=== What you are asked to do ===
Leaving nothing out, print each line of the material exactly.

▬▬▬▬▬▬▬▬▬▬

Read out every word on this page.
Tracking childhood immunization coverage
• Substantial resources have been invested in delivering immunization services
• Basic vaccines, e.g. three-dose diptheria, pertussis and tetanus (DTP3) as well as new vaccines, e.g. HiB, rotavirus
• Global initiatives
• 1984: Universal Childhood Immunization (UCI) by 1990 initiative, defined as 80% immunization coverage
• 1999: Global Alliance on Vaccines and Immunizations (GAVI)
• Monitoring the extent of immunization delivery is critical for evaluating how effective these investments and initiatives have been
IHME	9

▬▬▬▬▬▬▬▬▬▬

=== Response box ===
Read out every word on this page.
Tracking childhood immunization coverage
• Substantial resources have been invested in delivering immunization services
• Basic vaccines, e.g. three-dose diptheria, pertussis and tetanus (DTP3) as well as new vaccines, e.g. HiB, rotavirus
• Global initiatives
• 1984: Universal Childhood Immunization (UCI) by 1990 initiative, defined as 80% immunization coverage
• 1999: Global Alliance on Vaccines and Immunizations (GAVI)
• Monitoring the extent of immunization delivery is critical for evaluating how effective these investments and initiatives have been
IHME	9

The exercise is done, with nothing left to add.